TASK DIRECTIONS – Where a line holds the string "focus", return that line.

ENTRIES SUPPLIED –
○ ○ ○

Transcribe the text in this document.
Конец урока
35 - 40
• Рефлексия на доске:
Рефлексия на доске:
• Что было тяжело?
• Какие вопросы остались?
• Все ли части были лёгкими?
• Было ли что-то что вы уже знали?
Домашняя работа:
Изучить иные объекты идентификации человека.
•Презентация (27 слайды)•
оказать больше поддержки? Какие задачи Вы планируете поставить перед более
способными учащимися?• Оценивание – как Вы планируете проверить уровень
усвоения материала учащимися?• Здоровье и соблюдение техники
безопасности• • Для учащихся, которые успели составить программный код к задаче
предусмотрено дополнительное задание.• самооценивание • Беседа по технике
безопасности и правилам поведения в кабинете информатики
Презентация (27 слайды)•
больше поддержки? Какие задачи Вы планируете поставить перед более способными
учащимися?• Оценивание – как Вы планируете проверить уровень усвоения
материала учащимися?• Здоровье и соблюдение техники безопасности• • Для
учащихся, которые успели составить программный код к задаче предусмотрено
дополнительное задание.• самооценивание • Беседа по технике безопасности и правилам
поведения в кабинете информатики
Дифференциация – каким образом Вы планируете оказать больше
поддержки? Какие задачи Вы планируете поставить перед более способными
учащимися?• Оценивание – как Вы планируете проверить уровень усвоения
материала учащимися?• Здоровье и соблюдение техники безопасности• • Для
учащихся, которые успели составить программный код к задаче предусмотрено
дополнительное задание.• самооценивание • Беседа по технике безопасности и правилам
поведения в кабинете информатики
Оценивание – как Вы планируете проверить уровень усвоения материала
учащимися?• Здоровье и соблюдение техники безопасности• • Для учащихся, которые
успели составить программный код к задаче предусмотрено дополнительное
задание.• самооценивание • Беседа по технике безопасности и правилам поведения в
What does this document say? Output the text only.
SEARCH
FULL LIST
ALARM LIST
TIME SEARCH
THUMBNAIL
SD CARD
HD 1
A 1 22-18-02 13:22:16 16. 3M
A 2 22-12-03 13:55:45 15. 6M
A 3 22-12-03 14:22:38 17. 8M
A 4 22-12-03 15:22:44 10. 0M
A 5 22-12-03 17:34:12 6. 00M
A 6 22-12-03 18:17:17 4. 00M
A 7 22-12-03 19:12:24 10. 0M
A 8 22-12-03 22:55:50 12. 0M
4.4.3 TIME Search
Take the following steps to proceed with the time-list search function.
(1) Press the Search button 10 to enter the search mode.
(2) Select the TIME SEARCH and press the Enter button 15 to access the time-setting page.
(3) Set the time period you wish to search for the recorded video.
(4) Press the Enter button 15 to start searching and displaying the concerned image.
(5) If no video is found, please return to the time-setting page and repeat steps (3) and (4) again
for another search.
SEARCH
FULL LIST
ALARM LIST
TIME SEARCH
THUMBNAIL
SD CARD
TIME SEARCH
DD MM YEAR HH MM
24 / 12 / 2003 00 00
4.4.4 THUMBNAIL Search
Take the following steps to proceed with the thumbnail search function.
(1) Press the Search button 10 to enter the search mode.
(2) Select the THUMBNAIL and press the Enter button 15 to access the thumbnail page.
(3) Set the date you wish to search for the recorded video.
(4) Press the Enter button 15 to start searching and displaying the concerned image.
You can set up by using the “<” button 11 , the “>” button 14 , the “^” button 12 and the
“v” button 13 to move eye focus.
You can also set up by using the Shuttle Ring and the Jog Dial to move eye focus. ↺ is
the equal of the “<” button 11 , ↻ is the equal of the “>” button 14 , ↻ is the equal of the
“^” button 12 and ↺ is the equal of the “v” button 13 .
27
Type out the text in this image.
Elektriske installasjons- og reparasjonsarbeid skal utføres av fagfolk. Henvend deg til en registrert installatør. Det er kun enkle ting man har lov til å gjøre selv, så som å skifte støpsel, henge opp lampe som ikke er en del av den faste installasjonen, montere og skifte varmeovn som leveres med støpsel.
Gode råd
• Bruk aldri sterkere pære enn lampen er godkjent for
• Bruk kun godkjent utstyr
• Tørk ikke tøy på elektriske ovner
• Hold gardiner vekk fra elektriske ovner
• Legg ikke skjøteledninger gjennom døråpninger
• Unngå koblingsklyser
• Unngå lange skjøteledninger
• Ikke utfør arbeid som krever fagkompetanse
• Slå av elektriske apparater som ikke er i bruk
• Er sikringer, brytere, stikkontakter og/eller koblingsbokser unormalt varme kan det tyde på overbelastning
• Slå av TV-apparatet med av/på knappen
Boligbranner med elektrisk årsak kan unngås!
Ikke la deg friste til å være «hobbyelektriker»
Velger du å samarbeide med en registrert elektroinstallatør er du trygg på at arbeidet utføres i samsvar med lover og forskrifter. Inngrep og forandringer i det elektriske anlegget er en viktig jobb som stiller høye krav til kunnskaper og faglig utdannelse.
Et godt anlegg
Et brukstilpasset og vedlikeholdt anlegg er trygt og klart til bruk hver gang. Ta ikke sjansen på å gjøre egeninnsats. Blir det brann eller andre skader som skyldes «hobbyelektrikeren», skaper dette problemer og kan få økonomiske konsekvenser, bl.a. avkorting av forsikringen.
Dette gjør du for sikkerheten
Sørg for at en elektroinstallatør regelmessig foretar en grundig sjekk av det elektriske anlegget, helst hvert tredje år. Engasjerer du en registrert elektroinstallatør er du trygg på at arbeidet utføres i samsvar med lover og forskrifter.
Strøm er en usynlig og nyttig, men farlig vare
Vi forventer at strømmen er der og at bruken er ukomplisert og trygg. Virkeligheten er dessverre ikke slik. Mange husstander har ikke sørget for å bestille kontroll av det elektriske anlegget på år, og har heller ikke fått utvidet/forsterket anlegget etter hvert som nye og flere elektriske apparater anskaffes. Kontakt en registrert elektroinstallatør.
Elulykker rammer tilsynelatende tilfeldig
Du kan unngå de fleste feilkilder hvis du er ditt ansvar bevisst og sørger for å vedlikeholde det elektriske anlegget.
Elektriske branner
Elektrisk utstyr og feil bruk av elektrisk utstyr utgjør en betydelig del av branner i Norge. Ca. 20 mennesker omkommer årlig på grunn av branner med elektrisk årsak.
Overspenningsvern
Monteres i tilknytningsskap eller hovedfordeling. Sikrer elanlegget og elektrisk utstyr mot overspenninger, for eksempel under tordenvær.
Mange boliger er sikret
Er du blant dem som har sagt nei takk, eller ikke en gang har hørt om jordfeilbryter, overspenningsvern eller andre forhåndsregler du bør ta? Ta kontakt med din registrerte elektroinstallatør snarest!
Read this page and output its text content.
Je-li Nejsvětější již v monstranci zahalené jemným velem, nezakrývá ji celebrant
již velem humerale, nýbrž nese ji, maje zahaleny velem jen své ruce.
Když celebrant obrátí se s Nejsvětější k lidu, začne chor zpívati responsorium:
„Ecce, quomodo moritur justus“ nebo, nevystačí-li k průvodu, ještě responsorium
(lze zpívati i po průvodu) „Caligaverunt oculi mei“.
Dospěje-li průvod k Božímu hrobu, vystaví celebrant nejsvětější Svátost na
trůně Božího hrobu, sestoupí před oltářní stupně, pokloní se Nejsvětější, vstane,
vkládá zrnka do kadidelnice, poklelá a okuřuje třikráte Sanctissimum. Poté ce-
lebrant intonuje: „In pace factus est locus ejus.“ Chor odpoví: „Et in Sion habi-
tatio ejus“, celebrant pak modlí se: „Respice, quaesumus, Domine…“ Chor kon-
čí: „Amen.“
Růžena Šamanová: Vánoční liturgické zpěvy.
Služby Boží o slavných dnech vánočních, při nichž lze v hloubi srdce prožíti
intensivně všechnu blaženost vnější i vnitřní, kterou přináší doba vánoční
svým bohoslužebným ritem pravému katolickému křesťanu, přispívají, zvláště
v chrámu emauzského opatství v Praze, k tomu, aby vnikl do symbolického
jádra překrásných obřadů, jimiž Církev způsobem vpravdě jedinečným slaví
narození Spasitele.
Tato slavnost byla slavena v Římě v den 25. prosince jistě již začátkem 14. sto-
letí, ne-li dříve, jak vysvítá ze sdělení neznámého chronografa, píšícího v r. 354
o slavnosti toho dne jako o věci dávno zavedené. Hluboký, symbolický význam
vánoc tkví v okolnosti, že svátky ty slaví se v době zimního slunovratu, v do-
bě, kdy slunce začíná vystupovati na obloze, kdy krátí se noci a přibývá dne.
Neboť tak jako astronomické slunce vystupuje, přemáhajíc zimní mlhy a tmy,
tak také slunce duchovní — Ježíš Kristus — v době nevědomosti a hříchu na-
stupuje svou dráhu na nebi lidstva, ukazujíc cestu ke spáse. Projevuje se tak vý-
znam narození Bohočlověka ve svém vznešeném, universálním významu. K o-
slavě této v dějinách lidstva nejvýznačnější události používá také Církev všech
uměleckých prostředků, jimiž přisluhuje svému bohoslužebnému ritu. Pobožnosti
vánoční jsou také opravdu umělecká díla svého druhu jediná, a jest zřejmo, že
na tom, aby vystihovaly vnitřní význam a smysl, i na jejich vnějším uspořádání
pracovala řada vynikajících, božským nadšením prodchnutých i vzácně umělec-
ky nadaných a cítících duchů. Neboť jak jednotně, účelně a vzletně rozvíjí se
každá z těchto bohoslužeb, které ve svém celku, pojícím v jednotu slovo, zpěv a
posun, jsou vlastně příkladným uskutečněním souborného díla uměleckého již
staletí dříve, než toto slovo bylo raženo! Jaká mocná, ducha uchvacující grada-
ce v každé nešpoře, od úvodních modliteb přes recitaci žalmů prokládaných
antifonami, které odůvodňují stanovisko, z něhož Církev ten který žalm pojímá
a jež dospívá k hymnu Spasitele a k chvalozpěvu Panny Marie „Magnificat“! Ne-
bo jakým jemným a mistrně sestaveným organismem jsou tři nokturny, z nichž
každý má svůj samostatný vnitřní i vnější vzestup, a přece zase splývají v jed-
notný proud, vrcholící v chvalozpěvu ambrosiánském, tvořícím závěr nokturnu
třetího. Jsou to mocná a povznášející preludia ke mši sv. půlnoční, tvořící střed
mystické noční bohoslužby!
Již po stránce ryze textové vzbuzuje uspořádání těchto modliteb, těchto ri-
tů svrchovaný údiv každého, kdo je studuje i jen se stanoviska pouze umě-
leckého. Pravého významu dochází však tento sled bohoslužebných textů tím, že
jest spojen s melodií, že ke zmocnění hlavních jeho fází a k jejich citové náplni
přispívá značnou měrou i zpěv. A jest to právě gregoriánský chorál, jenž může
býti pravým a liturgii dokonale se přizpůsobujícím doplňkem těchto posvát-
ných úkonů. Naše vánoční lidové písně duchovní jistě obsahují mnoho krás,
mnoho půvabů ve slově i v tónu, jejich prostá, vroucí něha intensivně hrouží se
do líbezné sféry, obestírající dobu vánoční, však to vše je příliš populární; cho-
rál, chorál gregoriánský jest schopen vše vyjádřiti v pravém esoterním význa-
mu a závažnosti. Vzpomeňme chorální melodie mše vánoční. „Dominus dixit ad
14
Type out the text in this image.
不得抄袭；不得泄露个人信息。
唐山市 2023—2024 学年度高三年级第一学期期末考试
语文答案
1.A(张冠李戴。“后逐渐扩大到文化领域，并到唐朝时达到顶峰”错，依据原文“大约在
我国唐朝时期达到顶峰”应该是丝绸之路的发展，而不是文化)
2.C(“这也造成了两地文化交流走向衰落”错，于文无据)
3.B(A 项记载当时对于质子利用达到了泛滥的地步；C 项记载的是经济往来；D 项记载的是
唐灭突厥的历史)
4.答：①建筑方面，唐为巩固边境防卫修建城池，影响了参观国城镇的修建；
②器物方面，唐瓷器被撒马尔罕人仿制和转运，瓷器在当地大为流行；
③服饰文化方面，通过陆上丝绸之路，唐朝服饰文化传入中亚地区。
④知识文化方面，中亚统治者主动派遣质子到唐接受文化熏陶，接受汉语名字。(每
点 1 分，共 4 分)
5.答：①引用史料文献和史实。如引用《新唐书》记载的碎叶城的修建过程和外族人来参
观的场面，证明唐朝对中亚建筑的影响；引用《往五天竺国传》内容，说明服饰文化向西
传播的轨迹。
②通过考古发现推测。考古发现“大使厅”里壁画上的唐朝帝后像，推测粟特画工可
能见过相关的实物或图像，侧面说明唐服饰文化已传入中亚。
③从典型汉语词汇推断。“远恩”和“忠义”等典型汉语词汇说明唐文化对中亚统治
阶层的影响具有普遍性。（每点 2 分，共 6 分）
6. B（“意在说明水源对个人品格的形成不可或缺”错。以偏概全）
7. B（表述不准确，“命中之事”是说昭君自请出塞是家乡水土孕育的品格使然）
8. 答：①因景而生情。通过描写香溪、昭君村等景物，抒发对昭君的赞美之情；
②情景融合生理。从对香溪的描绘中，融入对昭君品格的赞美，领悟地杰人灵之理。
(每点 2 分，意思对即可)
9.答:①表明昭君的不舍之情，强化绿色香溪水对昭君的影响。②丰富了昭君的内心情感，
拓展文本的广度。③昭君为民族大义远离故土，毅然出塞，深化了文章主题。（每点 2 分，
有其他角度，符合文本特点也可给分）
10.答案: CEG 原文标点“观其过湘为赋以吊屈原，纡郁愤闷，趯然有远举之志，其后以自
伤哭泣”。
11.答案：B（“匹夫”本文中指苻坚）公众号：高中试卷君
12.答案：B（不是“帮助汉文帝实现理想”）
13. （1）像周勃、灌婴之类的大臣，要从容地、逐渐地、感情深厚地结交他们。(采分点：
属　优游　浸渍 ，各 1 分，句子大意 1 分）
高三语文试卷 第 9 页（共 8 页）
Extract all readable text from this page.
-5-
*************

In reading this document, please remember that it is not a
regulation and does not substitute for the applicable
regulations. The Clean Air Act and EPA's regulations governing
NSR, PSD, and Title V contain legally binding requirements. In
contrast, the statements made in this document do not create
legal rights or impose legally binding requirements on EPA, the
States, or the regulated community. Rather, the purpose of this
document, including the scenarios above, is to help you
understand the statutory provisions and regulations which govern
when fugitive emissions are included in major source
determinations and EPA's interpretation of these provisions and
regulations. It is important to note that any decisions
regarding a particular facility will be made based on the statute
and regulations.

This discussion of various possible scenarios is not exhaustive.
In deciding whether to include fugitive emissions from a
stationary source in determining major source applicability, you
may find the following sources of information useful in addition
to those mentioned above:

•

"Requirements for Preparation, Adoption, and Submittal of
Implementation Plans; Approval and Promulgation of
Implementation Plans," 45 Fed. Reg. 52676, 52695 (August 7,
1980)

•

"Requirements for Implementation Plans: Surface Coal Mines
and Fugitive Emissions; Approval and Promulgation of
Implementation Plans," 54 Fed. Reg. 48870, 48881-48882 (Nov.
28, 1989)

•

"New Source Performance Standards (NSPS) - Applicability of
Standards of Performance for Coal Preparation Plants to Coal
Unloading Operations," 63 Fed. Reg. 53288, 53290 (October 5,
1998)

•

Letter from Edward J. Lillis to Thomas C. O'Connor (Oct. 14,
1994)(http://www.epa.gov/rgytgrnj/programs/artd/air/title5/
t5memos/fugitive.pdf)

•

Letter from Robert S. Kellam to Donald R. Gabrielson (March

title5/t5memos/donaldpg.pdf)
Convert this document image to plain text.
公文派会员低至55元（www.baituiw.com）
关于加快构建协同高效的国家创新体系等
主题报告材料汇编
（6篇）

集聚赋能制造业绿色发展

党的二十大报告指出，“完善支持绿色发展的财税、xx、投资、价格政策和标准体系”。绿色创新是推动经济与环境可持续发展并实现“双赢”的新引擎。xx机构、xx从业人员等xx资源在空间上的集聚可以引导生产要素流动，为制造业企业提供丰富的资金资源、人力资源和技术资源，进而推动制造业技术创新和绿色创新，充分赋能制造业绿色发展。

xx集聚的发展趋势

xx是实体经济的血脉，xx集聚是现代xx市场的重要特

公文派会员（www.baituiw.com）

○ ○ ○

WORKED SOLUTION –
“v” button 13 to move eye focus.
You can also set up by using the Shuttle Ring and the Jog Dial to move eye focus. ↺ is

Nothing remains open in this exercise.